Goal
Your task is to output the data exactly as it stands.

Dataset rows
★ ★ ★

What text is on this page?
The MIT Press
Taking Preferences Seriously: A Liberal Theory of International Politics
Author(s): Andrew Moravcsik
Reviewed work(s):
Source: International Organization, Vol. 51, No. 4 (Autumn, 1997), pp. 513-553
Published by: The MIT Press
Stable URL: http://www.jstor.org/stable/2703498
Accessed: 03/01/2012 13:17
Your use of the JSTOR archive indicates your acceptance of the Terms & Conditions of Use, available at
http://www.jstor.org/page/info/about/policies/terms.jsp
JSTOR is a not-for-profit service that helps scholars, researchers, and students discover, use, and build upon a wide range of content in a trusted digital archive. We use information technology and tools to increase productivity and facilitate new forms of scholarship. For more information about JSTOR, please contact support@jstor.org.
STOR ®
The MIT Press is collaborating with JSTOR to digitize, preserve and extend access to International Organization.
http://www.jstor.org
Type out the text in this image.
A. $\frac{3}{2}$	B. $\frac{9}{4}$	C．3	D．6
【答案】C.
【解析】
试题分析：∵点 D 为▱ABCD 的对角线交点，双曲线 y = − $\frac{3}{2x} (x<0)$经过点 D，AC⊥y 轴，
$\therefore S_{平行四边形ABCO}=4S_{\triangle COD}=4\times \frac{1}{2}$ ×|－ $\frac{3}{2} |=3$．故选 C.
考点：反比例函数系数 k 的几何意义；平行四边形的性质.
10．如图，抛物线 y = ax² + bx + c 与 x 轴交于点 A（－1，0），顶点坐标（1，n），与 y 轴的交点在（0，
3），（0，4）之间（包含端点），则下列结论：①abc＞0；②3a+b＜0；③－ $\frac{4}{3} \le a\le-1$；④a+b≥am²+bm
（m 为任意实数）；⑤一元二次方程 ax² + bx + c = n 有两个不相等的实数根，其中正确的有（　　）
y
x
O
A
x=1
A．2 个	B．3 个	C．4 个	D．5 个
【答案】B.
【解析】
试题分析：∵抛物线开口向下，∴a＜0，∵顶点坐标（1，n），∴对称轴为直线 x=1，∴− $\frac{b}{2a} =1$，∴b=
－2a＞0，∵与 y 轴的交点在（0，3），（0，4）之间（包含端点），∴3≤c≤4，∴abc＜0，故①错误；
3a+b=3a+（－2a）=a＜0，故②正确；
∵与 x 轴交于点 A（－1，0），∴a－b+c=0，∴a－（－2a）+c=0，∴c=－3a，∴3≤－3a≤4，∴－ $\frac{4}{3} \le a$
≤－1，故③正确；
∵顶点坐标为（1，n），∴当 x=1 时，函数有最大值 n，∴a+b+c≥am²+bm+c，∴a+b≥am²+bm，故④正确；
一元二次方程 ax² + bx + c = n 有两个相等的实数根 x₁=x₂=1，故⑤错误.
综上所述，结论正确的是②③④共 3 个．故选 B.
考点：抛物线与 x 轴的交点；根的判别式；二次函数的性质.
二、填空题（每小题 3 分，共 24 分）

★ ★ ★

Solved problem
What text is on this page?
The MIT Press
Taking Preferences Seriously: A Liberal Theory of International Politics
Author(s): Andrew Moravcsik
Reviewed work(s):
Source: International Organization, Vol. 51, No. 4 (Autumn, 1997), pp. 513-553
Published by: The MIT Press
Stable URL: http://www.jstor.org/stable/2703498
Accessed: 03/01/2012 13:17
Your use of the JSTOR archive indicates your acceptance of the Terms & Conditions of Use, available at
http://www.jstor.org/page/info/about/policies/terms.jsp
JSTOR is a not-for-profit service that helps scholars, researchers, and students discover, use, and build upon a wide range of content in a trusted digital archive. We use information technology and tools to increase productivity and facilitate new forms of scholarship. For more information about JSTOR, please contact support@jstor.org.
STOR ®
The MIT Press is collaborating with JSTOR to digitize, preserve and extend access to International Organization.
http://www.jstor.org
Type out the text in this image.
A. $\frac{3}{2}$	B. $\frac{9}{4}$	C．3	D．6
【答案】C.
【解析】
试题分析：∵点 D 为▱ABCD 的对角线交点，双曲线 y = − $\frac{3}{2x} (x<0)$经过点 D，AC⊥y 轴，
$\therefore S_{平行四边形ABCO}=4S_{\triangle COD}=4\times \frac{1}{2}$ ×|－ $\frac{3}{2} |=3$．故选 C.
考点：反比例函数系数 k 的几何意义；平行四边形的性质.
10．如图，抛物线 y = ax² + bx + c 与 x 轴交于点 A（－1，0），顶点坐标（1，n），与 y 轴的交点在（0，
3），（0，4）之间（包含端点），则下列结论：①abc＞0；②3a+b＜0；③－ $\frac{4}{3} \le a\le-1$；④a+b≥am²+bm
（m 为任意实数）；⑤一元二次方程 ax² + bx + c = n 有两个不相等的实数根，其中正确的有（　　）
y
x
O
A
x=1
A．2 个	B．3 个	C．4 个	D．5 个
【答案】B.
【解析】
试题分析：∵抛物线开口向下，∴a＜0，∵顶点坐标（1，n），∴对称轴为直线 x=1，∴− $\frac{b}{2a} =1$，∴b=
－2a＞0，∵与 y 轴的交点在（0，3），（0，4）之间（包含端点），∴3≤c≤4，∴abc＜0，故①错误；
3a+b=3a+（－2a）=a＜0，故②正确；
∵与 x 轴交于点 A（－1，0），∴a－b+c=0，∴a－（－2a）+c=0，∴c=－3a，∴3≤－3a≤4，∴－ $\frac{4}{3} \le a$
≤－1，故③正确；
∵顶点坐标为（1，n），∴当 x=1 时，函数有最大值 n，∴a+b+c≥am²+bm+c，∴a+b≥am²+bm，故④正确；
一元二次方程 ax² + bx + c = n 有两个相等的实数根 x₁=x₂=1，故⑤错误.
综上所述，结论正确的是②③④共 3 个．故选 B.
考点：抛物线与 x 轴的交点；根的判别式；二次函数的性质.
二、填空题（每小题 3 分，共 24 分）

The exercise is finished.